- **WORK REQUIRED**:
Report only how many lines of the entries below contain the string "this".

- **EXTRACTED INFORMATION**:
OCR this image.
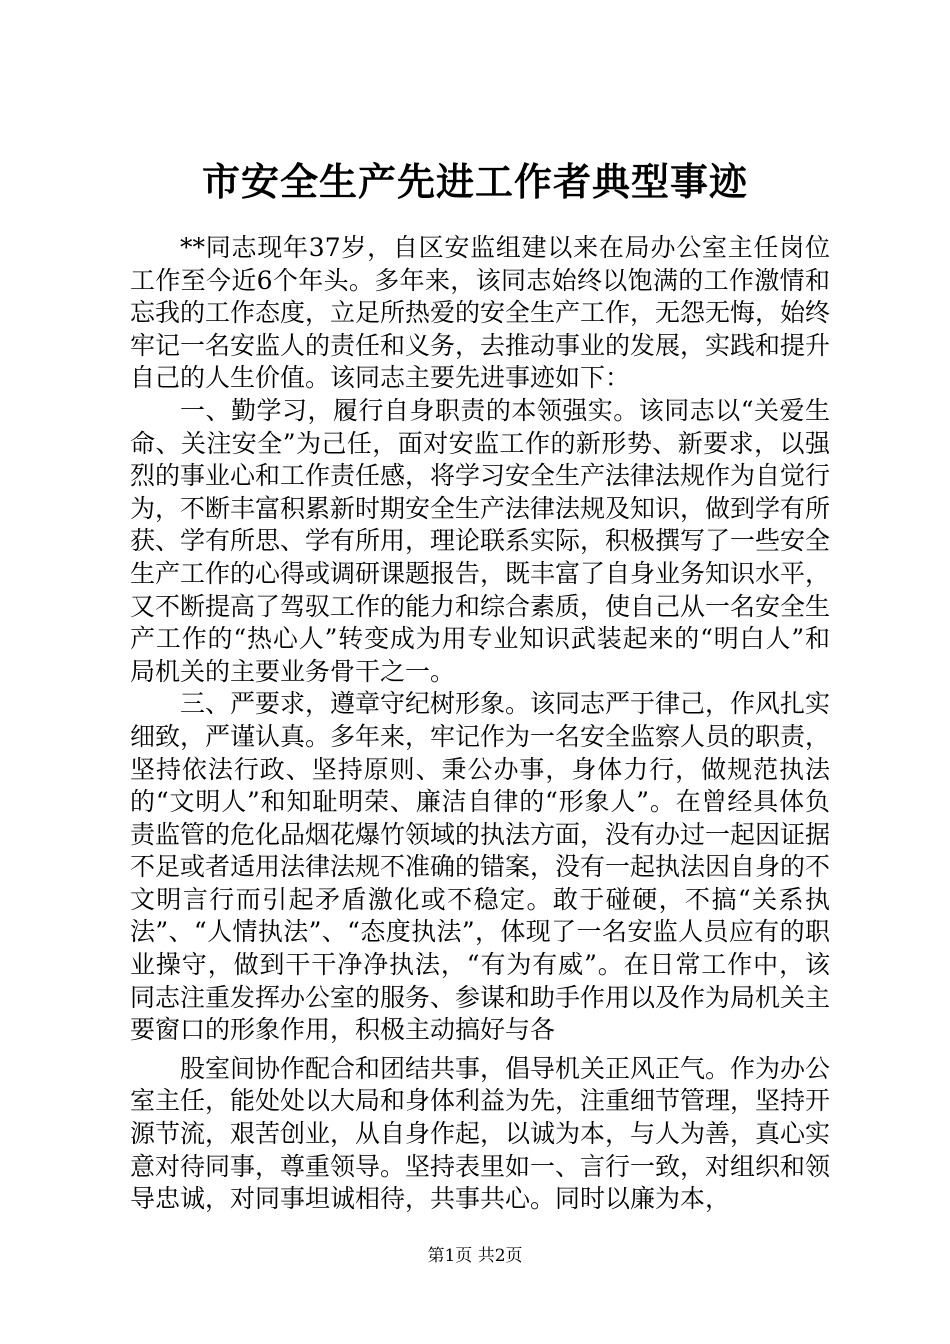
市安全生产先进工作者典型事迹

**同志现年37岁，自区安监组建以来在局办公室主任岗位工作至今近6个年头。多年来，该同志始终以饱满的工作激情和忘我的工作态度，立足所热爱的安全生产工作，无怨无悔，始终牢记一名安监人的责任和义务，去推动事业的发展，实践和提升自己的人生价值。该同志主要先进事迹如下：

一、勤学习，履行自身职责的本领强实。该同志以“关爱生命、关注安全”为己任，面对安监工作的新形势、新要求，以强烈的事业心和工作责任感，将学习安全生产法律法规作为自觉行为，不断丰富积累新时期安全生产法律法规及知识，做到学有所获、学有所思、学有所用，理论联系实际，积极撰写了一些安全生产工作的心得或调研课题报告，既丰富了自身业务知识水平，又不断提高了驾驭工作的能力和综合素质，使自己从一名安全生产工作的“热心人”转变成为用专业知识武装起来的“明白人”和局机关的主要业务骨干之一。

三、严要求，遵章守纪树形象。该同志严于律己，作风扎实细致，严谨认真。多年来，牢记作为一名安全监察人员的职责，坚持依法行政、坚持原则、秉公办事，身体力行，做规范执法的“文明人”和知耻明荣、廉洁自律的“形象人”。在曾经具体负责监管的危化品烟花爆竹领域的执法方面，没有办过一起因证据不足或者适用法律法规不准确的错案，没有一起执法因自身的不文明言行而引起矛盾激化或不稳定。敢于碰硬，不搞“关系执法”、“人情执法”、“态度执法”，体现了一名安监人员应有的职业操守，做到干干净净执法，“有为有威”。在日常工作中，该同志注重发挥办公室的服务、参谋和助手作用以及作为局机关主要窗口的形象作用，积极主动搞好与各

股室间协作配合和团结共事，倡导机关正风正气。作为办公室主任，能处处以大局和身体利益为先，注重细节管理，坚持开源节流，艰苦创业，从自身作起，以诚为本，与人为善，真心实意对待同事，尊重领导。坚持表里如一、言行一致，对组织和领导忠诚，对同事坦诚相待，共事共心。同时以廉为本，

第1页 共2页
==
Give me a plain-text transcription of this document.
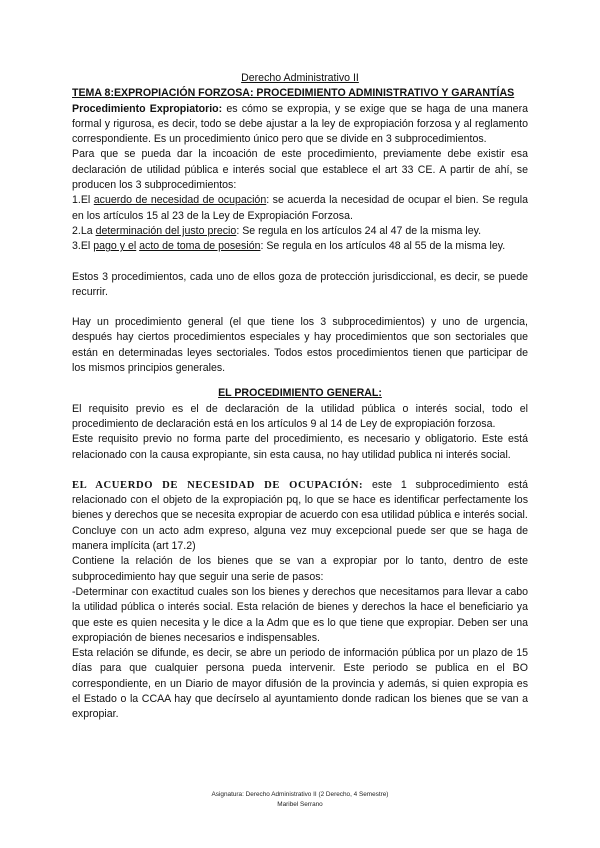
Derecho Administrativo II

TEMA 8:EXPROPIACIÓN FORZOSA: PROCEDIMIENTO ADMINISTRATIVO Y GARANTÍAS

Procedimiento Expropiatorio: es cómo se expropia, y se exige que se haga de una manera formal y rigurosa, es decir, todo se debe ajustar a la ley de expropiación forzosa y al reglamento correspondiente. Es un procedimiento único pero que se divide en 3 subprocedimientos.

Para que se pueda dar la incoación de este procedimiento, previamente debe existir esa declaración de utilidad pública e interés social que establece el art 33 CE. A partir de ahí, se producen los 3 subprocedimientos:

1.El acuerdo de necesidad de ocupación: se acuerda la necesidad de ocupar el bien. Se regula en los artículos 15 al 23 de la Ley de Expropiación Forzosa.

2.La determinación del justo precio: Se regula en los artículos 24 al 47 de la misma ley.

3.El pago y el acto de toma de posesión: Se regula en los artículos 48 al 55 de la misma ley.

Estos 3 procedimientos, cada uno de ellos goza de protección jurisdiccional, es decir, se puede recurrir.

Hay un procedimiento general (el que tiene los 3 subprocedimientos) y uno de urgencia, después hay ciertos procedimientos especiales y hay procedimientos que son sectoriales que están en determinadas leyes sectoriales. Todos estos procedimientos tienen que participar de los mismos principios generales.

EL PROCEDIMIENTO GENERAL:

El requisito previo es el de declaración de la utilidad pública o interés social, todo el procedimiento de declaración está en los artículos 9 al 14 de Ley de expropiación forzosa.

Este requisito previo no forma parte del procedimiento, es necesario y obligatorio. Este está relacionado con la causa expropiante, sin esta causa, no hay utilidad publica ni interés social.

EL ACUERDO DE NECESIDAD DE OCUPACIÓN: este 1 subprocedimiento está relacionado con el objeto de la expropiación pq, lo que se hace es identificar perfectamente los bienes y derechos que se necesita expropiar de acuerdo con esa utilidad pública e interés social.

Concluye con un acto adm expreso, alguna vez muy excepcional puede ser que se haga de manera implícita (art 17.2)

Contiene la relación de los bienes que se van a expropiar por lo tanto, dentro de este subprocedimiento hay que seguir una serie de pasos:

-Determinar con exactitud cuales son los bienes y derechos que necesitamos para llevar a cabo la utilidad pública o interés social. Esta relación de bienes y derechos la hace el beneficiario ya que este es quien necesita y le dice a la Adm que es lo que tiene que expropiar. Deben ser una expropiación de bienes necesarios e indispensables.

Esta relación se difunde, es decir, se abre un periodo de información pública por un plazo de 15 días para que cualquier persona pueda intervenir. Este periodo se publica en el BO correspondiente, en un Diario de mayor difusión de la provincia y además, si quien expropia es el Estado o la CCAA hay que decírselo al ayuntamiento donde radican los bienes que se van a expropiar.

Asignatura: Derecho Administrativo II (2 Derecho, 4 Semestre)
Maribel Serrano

- **THE SOLUTION**:
2